▸ **WHAT IS REQUIRED**
Copy out the data exactly, leaving the pictures behind.

▸ **PROVIDED ENTRIES**
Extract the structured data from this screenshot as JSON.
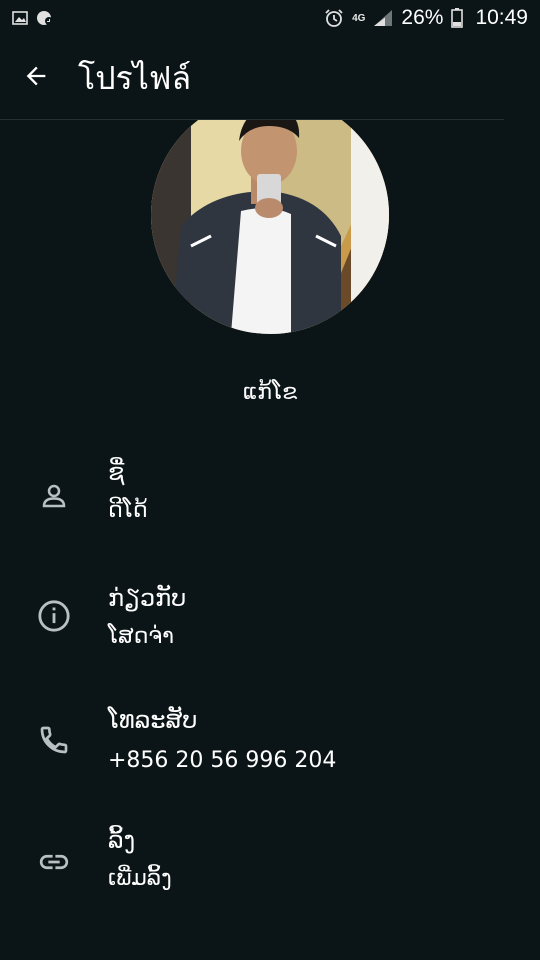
{
  "status_bar": {
    "network": "4G",
    "battery": "26%",
    "time": "10:49"
  },
  "app_bar": {
    "title": "โปรไฟล์"
  },
  "profile": {
    "name": "ແກ້ໂຂ"
  },
  "rows": [
    {
      "icon": "person-icon",
      "label": "ຊື່",
      "value": "ດີໂດ້"
    },
    {
      "icon": "info-icon",
      "label": "ກ່ຽວກັບ",
      "value": "ໂສດຈ່າ"
    },
    {
      "icon": "phone-icon",
      "label": "ໂທລະສັບ",
      "value": "+856 20 56 996 204"
    },
    {
      "icon": "link-icon",
      "label": "ລິ້ງ",
      "value": "ເພີ່ມລິ້ງ"
    }
  ],
  "colors": {
    "background": "#0b1416",
    "icon": "#b8c0c2",
    "text": "#ffffff"
  }
}
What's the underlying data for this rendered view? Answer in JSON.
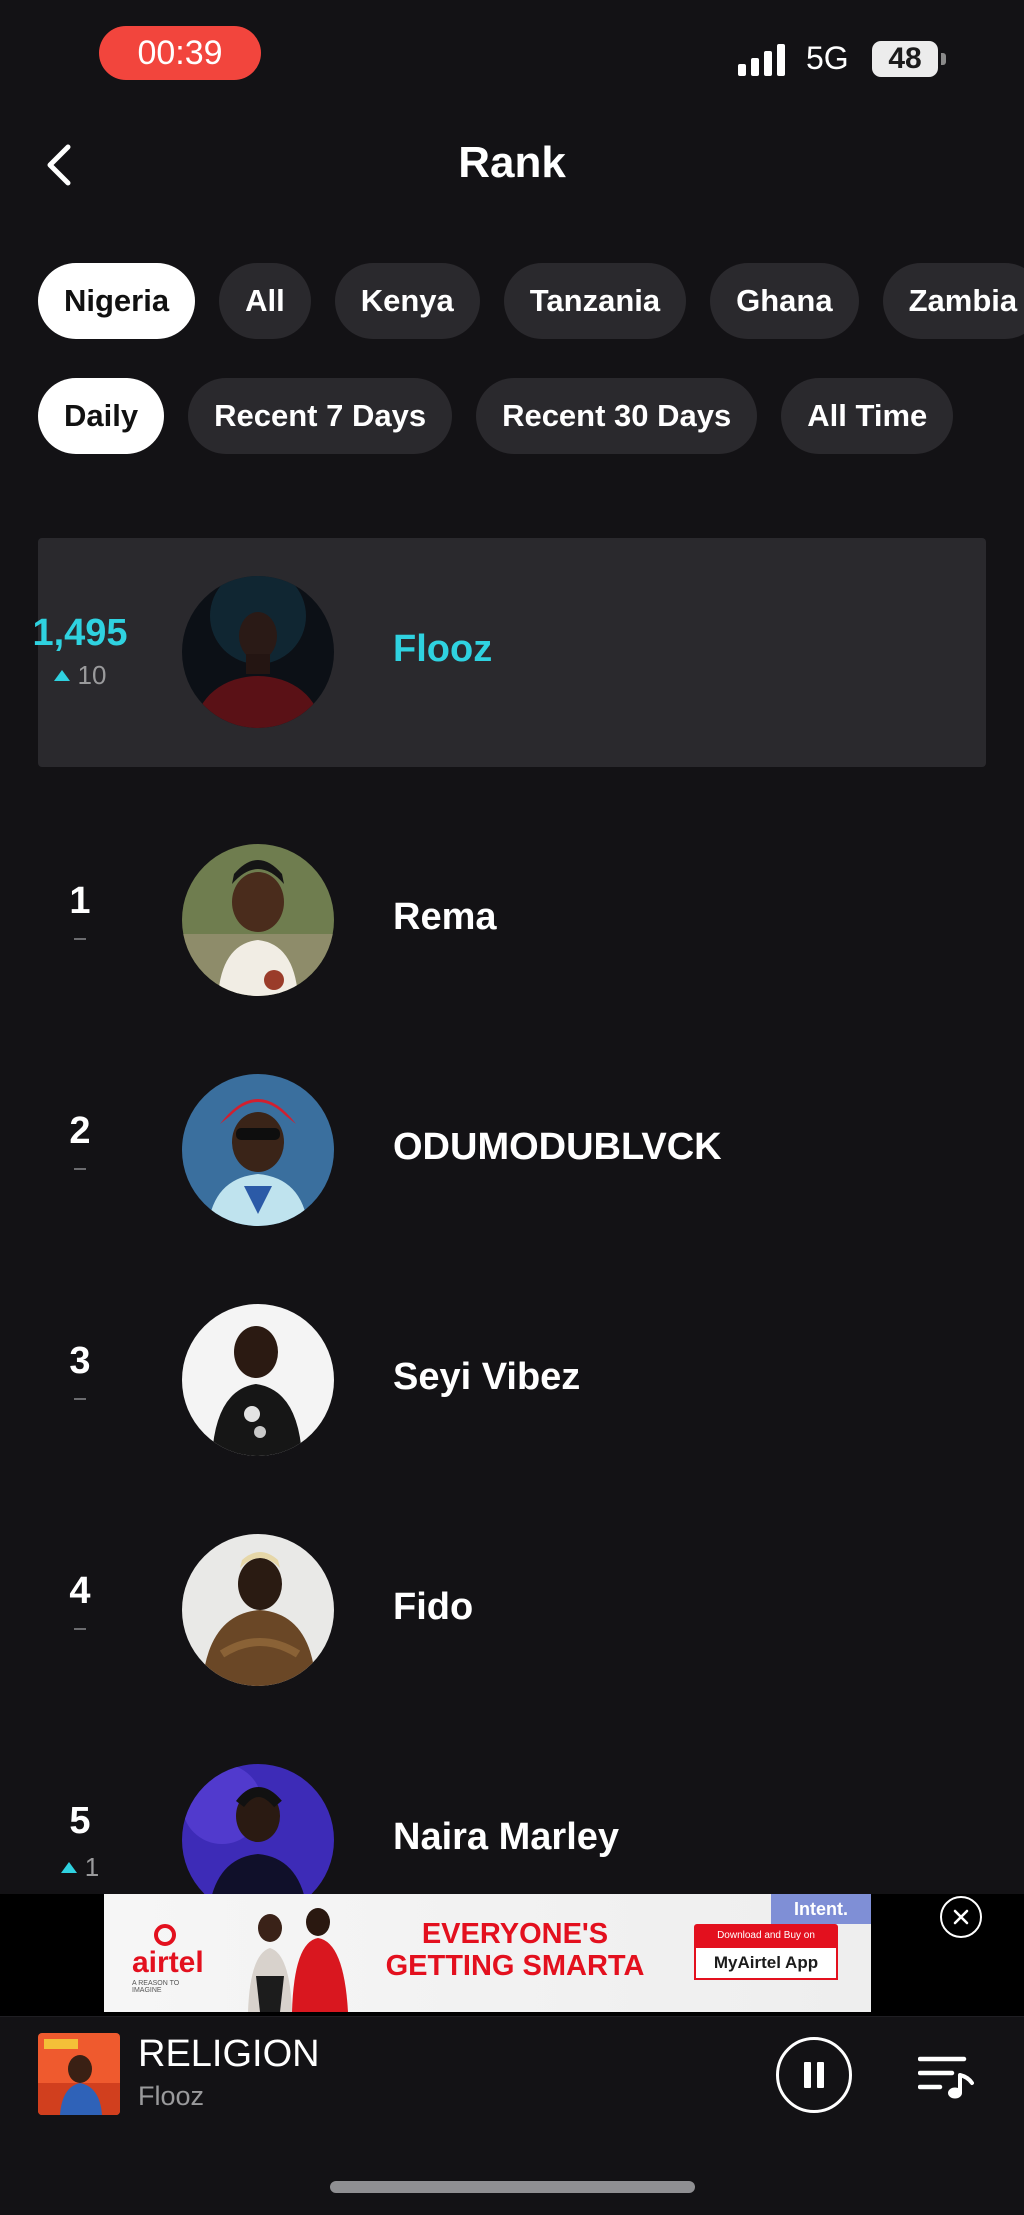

▸ **SOLUTION FOR THIS TASK**
Extract the structured data from this screenshot as JSON.
{
  "status_bar": {
    "network": "4G",
    "battery": "26%",
    "time": "10:49"
  },
  "app_bar": {
    "title": "โปรไฟล์"
  },
  "profile": {
    "name": "ແກ້ໂຂ"
  },
  "rows": [
    {
      "icon": "person-icon",
      "label": "ຊື່",
      "value": "ດີໂດ້"
    },
    {
      "icon": "info-icon",
      "label": "ກ່ຽວກັບ",
      "value": "ໂສດຈ່າ"
    },
    {
      "icon": "phone-icon",
      "label": "ໂທລະສັບ",
      "value": "+856 20 56 996 204"
    },
    {
      "icon": "link-icon",
      "label": "ລິ້ງ",
      "value": "ເພີ່ມລິ້ງ"
    }
  ],
  "colors": {
    "background": "#0b1416",
    "icon": "#b8c0c2",
    "text": "#ffffff"
  }
}
What's the underlying data for this rendered view? Answer in JSON.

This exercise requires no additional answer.